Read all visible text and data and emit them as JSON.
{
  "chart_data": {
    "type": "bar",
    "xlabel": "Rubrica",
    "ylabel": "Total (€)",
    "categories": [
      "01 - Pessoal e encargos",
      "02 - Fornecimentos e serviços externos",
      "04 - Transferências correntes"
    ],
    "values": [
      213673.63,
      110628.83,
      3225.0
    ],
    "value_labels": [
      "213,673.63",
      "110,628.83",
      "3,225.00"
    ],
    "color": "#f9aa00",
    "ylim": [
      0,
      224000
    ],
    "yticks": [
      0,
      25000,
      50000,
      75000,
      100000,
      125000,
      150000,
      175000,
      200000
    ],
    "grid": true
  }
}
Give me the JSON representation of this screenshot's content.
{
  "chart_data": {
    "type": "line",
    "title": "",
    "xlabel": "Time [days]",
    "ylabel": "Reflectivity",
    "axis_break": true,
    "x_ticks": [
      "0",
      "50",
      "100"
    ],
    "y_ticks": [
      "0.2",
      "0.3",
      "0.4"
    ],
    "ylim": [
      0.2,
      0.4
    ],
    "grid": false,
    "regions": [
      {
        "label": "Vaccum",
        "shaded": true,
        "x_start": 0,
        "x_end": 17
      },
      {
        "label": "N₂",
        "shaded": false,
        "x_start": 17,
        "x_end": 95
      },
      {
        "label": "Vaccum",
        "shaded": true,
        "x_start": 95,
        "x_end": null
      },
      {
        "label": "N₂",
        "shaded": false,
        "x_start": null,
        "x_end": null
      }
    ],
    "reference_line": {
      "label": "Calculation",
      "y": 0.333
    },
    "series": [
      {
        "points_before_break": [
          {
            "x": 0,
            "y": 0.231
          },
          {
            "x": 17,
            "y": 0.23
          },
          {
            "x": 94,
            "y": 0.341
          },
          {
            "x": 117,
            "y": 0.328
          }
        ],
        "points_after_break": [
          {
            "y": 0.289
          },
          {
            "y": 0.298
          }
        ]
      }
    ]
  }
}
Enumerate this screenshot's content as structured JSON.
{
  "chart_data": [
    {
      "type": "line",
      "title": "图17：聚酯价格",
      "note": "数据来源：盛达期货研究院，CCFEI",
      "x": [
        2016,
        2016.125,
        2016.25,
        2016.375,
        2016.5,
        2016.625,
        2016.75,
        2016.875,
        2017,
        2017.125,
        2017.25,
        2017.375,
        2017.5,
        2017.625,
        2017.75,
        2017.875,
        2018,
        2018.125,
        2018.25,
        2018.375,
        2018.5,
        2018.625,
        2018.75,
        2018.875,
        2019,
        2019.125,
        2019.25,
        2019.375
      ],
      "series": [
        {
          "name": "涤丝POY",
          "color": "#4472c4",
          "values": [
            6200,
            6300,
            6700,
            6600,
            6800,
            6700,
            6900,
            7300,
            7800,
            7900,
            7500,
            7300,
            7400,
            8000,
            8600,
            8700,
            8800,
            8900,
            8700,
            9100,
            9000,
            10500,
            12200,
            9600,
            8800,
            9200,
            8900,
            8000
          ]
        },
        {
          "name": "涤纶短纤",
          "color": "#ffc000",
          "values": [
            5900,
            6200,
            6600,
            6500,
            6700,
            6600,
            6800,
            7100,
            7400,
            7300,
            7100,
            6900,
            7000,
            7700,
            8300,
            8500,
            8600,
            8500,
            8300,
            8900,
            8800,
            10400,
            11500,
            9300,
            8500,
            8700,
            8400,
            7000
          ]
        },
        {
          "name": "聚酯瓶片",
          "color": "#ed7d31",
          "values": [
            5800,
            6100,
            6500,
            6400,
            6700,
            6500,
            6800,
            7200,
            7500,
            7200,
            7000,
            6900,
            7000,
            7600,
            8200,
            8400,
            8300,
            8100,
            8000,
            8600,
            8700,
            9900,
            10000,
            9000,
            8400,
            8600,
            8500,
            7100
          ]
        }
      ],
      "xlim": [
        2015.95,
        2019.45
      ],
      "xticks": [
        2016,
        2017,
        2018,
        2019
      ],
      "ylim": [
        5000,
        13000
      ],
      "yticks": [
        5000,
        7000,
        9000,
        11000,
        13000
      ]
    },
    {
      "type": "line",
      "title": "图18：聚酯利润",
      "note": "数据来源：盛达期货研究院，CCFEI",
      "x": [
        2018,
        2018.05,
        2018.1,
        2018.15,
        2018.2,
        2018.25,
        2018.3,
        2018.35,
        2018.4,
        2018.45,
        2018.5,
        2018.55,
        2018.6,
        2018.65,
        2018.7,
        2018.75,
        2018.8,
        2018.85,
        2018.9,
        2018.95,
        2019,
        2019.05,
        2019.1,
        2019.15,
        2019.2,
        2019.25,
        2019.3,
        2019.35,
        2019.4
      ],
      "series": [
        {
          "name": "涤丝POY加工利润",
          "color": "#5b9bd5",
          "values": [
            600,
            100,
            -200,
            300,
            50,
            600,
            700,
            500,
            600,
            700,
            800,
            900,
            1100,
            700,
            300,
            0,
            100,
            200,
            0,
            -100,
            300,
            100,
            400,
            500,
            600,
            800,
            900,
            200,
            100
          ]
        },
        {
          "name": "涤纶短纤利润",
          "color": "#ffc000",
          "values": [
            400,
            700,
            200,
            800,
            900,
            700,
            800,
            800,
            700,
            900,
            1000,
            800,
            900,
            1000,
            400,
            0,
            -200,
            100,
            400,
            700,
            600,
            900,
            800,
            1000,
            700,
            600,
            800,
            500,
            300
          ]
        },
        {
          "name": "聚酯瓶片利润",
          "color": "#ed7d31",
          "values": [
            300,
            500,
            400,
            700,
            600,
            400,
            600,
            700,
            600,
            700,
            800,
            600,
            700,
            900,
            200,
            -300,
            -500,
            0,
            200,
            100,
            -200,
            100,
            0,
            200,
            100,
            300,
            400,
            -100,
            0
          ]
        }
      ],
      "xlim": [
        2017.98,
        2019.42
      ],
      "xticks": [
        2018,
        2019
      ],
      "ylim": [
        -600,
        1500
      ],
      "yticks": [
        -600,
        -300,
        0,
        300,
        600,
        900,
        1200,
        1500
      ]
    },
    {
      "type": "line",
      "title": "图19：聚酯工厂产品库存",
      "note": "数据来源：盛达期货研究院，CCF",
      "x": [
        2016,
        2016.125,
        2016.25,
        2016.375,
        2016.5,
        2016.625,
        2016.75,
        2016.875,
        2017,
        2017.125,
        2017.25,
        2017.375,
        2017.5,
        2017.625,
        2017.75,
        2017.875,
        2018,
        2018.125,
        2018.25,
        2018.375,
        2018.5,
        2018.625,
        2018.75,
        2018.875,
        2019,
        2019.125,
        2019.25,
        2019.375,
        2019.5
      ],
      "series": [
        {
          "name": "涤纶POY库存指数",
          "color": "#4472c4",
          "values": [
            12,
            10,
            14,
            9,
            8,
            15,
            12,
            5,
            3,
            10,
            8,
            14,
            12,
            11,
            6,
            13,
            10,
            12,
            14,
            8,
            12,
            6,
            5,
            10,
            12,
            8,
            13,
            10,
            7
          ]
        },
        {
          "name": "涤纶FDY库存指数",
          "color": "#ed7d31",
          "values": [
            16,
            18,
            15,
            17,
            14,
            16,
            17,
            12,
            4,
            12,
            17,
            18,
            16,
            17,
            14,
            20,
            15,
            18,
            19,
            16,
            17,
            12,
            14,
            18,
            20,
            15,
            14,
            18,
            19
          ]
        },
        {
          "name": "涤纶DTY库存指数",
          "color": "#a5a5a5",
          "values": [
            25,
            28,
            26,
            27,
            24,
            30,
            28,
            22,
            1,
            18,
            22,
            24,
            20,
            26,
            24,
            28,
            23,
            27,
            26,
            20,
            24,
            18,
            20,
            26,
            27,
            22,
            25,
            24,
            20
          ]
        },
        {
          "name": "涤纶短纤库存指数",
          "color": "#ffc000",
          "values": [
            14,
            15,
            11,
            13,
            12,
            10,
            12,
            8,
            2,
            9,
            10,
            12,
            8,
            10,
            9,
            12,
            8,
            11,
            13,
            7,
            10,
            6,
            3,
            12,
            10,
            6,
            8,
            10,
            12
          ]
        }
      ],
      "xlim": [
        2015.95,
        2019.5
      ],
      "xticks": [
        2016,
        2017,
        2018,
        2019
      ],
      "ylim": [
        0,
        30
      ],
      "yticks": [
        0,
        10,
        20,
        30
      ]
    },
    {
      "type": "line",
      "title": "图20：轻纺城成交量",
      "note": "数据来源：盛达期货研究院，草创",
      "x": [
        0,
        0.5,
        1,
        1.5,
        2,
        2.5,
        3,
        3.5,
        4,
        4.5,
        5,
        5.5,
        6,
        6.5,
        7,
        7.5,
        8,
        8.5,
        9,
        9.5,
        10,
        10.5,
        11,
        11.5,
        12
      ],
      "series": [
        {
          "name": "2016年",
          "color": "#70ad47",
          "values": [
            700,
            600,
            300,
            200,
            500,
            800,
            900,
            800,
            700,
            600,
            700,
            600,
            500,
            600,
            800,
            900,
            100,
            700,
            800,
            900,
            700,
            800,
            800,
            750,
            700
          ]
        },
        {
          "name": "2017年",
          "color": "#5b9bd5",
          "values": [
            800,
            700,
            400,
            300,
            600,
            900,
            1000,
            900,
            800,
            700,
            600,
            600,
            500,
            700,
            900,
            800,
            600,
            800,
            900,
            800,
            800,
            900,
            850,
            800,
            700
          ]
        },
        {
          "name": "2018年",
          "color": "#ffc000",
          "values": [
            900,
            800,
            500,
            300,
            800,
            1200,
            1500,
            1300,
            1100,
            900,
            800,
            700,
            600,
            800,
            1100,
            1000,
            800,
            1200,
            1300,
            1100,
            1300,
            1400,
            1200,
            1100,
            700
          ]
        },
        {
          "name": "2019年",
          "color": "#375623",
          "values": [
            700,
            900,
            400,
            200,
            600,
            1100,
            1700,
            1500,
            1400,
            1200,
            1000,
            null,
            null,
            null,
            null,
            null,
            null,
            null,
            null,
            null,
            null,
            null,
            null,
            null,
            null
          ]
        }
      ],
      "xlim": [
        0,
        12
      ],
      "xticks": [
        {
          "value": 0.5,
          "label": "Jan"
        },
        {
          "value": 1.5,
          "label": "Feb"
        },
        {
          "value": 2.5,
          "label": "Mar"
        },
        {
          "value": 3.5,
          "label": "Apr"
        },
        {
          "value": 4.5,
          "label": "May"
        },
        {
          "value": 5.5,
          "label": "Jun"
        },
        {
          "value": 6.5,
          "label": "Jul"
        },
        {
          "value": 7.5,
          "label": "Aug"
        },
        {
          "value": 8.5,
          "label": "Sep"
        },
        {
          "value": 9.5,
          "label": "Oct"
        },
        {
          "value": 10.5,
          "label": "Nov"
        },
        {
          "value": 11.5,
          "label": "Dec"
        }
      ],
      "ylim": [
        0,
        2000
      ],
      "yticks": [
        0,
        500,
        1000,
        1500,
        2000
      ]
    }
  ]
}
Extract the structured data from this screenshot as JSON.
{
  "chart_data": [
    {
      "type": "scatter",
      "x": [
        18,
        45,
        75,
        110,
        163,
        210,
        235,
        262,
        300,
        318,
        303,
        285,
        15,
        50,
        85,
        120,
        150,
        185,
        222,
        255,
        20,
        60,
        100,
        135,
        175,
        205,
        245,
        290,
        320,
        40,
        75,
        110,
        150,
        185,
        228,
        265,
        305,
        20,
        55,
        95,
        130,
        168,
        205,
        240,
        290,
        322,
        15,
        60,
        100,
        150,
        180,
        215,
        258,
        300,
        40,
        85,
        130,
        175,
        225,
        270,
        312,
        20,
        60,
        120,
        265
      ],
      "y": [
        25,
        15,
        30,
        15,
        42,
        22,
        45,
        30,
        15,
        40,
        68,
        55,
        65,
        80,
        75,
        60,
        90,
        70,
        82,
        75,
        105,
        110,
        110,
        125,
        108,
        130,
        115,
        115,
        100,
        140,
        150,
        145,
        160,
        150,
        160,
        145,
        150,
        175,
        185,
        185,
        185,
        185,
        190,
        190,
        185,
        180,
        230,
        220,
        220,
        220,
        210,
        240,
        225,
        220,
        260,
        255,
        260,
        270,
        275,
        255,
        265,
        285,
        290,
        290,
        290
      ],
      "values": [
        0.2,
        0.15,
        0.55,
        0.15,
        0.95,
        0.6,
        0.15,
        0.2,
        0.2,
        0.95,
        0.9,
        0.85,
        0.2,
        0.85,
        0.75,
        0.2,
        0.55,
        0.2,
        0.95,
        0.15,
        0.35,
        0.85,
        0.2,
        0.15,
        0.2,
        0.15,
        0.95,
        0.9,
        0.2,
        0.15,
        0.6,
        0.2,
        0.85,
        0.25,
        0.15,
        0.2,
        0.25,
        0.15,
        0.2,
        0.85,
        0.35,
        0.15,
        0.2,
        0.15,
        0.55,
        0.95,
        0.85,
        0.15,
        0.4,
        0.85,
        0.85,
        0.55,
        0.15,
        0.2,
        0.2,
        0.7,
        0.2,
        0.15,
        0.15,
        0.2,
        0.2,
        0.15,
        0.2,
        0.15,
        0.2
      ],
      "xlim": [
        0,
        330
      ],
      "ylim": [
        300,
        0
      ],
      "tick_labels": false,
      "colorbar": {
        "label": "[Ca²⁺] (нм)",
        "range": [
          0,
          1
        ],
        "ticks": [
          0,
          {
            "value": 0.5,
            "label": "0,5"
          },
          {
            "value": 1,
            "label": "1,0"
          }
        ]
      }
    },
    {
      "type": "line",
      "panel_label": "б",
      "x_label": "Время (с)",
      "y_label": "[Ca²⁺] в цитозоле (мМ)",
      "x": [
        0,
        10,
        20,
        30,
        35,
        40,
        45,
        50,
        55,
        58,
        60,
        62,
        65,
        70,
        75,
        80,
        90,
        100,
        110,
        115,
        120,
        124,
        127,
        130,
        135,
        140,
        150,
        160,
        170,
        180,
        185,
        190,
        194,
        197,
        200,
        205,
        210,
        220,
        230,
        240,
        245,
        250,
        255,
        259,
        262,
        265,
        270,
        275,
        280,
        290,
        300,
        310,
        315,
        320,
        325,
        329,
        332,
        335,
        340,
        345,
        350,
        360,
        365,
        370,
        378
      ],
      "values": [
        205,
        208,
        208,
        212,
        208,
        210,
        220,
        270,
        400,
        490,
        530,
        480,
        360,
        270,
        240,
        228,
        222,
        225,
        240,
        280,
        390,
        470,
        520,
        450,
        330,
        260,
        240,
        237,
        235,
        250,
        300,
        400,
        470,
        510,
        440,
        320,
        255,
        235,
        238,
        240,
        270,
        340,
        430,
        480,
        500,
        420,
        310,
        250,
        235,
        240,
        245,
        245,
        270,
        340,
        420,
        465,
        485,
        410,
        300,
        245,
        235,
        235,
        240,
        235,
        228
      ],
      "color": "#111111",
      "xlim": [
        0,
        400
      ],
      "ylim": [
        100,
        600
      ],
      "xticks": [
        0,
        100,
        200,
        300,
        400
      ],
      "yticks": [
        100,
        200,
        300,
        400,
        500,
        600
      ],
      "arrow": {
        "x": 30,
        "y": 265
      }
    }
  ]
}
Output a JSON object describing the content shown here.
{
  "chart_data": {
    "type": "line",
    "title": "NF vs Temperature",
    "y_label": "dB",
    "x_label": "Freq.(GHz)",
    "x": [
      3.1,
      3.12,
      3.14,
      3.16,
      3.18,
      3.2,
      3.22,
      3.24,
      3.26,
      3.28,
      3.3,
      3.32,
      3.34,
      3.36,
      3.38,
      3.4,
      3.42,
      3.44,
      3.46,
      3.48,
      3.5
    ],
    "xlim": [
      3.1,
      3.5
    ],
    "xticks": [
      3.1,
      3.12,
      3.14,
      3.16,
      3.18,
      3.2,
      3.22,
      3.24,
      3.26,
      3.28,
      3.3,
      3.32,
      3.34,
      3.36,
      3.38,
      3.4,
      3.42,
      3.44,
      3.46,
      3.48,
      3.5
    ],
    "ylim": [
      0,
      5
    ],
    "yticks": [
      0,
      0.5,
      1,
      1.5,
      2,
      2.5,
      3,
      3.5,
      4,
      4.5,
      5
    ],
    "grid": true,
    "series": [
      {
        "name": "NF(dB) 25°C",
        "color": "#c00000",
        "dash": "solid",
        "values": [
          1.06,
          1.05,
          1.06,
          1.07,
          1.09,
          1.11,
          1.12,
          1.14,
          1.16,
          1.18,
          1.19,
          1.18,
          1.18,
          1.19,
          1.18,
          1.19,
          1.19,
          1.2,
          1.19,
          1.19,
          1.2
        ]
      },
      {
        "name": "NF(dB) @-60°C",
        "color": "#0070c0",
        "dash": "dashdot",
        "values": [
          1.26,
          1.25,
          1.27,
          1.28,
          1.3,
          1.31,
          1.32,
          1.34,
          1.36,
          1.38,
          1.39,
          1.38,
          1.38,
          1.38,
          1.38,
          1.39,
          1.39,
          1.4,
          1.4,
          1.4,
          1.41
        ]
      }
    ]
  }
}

-*-

=== TASK STATEMENT ===
Return all lines containing the word "content".

=== ANSWER TO THE TASK ===
Give me the JSON representation of this screenshot's content.
Enumerate this screenshot's content as structured JSON.
Output a JSON object describing the content shown here.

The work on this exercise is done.